> **Work instruction**: Once you have read the entries, please say how many lines hold the string "Fibroblasts", giving the number only.

### Material supplied ###

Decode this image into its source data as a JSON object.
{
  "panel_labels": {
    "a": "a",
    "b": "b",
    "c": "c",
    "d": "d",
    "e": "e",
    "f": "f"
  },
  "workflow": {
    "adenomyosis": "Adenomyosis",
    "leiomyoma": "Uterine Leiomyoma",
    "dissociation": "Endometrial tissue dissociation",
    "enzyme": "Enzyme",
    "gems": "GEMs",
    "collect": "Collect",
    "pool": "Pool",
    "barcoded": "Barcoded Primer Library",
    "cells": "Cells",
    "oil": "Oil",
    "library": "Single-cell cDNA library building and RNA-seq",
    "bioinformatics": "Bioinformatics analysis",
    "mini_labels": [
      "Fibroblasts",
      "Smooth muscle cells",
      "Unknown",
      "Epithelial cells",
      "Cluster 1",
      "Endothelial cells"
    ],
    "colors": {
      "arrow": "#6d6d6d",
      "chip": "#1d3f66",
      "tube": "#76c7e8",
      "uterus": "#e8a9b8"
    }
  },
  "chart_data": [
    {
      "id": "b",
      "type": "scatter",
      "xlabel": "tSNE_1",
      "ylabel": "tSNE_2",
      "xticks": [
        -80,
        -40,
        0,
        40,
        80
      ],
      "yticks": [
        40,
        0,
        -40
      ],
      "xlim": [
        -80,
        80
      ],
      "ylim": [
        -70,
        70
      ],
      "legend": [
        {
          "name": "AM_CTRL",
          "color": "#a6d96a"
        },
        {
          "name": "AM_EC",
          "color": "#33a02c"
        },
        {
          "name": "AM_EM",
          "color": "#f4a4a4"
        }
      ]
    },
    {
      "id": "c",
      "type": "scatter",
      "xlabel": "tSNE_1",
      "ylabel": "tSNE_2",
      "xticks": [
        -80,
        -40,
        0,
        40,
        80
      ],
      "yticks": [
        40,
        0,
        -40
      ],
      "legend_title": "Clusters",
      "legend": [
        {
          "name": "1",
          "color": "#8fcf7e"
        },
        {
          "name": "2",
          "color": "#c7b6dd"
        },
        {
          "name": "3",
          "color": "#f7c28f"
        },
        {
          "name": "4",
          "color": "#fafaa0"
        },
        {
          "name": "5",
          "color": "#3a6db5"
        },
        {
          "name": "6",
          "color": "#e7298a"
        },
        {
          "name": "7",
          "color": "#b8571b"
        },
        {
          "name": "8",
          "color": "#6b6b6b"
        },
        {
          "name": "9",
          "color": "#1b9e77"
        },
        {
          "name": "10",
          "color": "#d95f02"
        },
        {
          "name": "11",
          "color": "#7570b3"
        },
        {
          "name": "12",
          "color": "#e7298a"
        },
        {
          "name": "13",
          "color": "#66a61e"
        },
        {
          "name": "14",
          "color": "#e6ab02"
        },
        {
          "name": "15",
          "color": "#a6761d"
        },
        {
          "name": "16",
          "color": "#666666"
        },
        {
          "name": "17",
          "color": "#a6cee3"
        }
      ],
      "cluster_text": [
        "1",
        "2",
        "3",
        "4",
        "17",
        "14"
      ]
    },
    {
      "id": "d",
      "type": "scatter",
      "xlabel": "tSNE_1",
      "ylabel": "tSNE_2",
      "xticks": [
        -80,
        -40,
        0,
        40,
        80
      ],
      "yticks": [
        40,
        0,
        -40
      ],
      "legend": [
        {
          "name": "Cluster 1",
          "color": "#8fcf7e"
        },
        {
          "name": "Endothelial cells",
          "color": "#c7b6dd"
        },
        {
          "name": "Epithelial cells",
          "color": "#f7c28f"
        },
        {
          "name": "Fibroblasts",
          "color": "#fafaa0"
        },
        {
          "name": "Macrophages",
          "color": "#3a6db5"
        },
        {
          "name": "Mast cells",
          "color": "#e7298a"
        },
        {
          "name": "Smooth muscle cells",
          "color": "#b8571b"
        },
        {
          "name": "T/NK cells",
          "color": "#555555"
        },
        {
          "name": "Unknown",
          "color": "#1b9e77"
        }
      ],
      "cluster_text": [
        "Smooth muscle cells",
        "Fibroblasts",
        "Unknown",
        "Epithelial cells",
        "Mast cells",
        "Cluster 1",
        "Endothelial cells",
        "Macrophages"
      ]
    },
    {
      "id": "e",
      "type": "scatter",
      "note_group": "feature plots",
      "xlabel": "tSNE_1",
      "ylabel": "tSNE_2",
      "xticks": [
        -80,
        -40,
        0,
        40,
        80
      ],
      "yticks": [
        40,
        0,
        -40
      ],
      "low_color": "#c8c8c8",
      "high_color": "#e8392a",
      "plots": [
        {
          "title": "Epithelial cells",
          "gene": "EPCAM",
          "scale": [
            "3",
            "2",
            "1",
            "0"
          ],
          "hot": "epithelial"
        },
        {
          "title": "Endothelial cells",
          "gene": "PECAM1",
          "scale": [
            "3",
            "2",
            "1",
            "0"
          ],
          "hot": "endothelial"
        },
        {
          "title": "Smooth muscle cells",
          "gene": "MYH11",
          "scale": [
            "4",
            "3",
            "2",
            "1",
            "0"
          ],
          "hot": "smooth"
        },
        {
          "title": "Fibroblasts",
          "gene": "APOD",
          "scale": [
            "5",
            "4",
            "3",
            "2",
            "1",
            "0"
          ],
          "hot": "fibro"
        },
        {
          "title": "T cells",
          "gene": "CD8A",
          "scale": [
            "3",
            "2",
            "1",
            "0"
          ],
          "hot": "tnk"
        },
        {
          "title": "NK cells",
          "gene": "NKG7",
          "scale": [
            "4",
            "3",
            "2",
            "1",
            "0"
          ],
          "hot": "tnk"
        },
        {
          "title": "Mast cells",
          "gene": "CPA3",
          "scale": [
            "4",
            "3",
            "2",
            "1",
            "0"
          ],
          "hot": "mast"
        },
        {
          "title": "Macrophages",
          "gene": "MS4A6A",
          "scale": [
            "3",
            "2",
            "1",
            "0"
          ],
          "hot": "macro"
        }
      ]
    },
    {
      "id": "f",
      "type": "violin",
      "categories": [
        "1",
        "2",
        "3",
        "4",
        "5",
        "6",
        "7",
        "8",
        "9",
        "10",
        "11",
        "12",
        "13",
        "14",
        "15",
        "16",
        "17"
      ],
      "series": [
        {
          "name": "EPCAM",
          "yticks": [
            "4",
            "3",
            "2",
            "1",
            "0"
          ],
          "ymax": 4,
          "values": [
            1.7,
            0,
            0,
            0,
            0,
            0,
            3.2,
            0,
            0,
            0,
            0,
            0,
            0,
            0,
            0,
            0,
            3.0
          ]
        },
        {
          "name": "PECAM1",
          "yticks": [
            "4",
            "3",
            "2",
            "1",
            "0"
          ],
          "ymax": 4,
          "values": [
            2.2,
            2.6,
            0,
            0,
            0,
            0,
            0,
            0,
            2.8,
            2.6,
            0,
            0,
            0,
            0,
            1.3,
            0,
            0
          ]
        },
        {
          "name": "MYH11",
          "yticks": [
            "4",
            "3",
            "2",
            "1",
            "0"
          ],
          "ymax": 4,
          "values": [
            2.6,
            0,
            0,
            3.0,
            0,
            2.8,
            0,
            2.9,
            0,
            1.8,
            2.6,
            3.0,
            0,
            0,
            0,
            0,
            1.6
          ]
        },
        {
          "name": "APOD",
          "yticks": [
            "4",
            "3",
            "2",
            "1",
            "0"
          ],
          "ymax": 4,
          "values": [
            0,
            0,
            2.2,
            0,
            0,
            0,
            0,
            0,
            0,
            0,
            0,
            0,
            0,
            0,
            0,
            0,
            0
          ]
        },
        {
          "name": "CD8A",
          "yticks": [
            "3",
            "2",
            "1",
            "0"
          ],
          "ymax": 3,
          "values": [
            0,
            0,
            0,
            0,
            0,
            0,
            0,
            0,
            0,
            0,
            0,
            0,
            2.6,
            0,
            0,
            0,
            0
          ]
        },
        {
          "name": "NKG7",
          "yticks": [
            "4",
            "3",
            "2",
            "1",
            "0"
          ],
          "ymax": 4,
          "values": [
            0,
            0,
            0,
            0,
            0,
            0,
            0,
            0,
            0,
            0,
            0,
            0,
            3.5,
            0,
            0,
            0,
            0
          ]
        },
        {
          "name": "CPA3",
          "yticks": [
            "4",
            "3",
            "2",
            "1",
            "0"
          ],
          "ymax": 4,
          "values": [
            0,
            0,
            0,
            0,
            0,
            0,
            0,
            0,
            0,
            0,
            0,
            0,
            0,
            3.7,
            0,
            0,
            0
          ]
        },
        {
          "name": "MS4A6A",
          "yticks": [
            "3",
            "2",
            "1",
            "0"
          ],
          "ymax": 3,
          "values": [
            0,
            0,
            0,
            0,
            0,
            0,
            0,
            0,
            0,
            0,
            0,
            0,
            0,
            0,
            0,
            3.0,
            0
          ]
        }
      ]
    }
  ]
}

###

> **Answer for the task**: 4